SET PROBLEM → Rewrite the data from its first line through the line containing "legend-title-line2: máximas (ºC)", substituting "legend-swatch" for every "colorbar-swatch" and changing nothing else.

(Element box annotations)
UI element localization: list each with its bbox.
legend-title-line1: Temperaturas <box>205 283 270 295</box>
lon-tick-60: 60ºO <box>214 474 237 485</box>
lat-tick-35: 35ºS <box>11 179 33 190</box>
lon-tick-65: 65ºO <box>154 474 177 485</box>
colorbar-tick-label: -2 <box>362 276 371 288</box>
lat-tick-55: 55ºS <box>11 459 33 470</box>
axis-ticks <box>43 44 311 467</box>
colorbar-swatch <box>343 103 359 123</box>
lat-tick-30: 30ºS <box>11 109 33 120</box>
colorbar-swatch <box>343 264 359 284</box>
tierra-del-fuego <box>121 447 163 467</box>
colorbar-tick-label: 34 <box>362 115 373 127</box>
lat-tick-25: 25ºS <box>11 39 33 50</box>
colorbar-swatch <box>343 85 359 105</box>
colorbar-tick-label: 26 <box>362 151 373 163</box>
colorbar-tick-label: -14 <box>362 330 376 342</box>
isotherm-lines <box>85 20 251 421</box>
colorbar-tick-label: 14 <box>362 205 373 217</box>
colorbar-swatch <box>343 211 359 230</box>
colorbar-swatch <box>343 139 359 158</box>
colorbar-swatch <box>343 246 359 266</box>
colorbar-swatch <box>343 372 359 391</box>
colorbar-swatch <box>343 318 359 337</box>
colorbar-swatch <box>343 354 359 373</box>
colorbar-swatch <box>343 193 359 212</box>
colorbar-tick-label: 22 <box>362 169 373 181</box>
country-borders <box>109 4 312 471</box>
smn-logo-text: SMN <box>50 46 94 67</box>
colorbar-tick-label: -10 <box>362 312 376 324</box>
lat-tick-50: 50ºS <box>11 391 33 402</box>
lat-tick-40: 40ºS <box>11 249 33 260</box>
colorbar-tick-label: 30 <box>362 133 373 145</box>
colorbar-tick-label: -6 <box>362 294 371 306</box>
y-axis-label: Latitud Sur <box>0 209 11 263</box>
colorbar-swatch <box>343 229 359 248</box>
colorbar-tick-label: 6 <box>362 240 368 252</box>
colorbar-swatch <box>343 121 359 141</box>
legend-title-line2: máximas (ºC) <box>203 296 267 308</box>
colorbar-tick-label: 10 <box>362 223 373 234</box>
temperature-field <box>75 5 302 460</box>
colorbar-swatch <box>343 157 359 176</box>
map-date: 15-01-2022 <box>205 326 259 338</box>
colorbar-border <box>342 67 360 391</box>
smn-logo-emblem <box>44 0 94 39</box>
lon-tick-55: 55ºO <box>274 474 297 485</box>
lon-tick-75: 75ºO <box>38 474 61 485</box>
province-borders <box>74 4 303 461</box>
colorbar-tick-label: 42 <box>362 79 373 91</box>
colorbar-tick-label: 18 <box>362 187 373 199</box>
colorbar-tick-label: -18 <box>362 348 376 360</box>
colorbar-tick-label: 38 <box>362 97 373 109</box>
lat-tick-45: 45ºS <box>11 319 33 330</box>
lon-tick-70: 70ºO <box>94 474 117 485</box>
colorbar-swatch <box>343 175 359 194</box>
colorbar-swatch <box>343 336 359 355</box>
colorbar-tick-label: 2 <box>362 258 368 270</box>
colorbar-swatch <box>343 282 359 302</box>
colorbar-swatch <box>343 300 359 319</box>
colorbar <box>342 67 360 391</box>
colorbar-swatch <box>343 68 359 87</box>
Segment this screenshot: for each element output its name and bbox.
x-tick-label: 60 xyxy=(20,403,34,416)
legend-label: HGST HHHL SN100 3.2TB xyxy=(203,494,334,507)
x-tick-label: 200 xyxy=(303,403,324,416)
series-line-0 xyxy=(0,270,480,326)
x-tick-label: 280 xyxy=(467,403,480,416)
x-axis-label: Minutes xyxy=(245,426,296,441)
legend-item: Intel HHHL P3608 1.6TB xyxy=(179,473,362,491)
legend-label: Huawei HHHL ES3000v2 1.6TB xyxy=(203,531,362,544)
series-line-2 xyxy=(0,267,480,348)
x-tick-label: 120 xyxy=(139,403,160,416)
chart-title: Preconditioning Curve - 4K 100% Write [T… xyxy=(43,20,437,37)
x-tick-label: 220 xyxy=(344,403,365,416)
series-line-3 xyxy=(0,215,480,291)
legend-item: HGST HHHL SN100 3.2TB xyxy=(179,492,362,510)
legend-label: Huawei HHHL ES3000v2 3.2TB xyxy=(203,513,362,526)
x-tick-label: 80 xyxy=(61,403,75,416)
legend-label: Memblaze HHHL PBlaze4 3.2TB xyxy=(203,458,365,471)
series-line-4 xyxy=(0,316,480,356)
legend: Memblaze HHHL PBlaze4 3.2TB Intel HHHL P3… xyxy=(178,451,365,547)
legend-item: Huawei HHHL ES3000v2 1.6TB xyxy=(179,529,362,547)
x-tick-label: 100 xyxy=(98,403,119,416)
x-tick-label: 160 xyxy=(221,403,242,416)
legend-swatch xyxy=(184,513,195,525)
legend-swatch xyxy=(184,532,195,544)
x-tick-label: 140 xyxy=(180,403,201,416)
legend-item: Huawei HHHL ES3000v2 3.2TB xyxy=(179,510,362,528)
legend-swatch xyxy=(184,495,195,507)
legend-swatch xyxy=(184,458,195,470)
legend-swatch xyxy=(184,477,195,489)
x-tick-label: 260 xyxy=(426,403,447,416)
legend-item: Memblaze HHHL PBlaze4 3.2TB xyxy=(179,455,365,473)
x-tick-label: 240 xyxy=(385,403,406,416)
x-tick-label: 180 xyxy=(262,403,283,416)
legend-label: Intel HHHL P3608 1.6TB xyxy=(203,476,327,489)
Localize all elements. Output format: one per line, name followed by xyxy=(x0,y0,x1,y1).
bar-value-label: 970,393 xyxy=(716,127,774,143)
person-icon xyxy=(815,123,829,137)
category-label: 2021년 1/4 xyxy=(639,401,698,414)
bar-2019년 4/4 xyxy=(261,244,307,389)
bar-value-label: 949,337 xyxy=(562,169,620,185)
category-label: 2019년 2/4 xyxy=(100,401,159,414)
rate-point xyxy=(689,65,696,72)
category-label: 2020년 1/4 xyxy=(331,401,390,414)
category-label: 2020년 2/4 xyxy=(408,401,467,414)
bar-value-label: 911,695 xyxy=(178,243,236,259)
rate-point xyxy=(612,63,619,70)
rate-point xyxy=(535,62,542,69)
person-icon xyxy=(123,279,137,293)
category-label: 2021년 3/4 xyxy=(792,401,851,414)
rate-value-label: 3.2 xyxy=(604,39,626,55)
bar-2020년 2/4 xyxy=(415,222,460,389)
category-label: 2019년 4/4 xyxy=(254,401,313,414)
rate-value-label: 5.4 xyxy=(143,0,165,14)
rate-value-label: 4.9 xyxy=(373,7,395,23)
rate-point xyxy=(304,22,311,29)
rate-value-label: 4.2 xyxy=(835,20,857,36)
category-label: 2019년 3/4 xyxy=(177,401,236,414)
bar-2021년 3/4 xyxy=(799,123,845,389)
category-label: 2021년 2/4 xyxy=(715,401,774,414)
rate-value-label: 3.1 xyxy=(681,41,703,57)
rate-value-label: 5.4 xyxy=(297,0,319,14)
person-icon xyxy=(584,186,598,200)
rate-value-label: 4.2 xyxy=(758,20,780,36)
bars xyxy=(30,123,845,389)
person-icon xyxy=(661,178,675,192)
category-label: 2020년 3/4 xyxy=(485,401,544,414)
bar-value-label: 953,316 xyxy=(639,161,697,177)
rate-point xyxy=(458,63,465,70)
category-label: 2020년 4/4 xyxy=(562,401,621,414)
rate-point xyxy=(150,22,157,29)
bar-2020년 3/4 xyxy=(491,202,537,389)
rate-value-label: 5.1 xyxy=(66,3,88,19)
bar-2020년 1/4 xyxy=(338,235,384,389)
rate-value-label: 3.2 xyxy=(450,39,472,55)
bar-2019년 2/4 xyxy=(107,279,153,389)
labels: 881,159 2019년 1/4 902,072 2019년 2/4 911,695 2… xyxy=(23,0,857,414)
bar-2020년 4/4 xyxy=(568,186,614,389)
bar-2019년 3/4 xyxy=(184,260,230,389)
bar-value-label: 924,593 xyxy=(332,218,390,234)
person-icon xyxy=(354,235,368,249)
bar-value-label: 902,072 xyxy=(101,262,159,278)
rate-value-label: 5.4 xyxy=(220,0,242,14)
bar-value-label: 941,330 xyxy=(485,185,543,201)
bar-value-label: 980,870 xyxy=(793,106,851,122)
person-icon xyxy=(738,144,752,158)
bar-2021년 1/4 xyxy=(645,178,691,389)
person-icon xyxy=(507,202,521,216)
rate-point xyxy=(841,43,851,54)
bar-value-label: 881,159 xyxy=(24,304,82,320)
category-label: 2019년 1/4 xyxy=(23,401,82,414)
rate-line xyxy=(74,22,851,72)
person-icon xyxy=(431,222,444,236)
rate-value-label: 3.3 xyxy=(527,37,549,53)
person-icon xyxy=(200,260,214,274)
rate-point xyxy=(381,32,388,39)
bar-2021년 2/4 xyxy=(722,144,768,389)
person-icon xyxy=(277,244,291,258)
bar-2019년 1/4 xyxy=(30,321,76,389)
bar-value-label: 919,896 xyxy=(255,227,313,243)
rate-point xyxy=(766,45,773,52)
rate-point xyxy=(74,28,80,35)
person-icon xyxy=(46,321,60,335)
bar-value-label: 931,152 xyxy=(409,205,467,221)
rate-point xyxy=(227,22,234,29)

THE COMPLETED TASK →
UI element localization: list each with its bbox.
legend-title-line1: Temperaturas <box>205 283 270 295</box>
lon-tick-60: 60ºO <box>214 474 237 485</box>
lat-tick-35: 35ºS <box>11 179 33 190</box>
lon-tick-65: 65ºO <box>154 474 177 485</box>
colorbar-tick-label: -2 <box>362 276 371 288</box>
lat-tick-55: 55ºS <box>11 459 33 470</box>
axis-ticks <box>43 44 311 467</box>
legend-swatch <box>343 103 359 123</box>
lat-tick-30: 30ºS <box>11 109 33 120</box>
legend-swatch <box>343 264 359 284</box>
tierra-del-fuego <box>121 447 163 467</box>
colorbar-tick-label: 34 <box>362 115 373 127</box>
lat-tick-25: 25ºS <box>11 39 33 50</box>
legend-swatch <box>343 85 359 105</box>
colorbar-tick-label: 26 <box>362 151 373 163</box>
colorbar-tick-label: -14 <box>362 330 376 342</box>
isotherm-lines <box>85 20 251 421</box>
colorbar-tick-label: 14 <box>362 205 373 217</box>
legend-swatch <box>343 211 359 230</box>
legend-swatch <box>343 139 359 158</box>
legend-swatch <box>343 246 359 266</box>
legend-swatch <box>343 372 359 391</box>
legend-swatch <box>343 318 359 337</box>
legend-swatch <box>343 354 359 373</box>
legend-swatch <box>343 193 359 212</box>
colorbar-tick-label: 22 <box>362 169 373 181</box>
country-borders <box>109 4 312 471</box>
smn-logo-text: SMN <box>50 46 94 67</box>
colorbar-tick-label: -10 <box>362 312 376 324</box>
lat-tick-50: 50ºS <box>11 391 33 402</box>
lat-tick-40: 40ºS <box>11 249 33 260</box>
colorbar-tick-label: 30 <box>362 133 373 145</box>
colorbar-tick-label: -6 <box>362 294 371 306</box>
y-axis-label: Latitud Sur <box>0 209 11 263</box>
legend-swatch <box>343 229 359 248</box>
colorbar-tick-label: 6 <box>362 240 368 252</box>
legend-swatch <box>343 121 359 141</box>
legend-title-line2: máximas (ºC) <box>203 296 267 308</box>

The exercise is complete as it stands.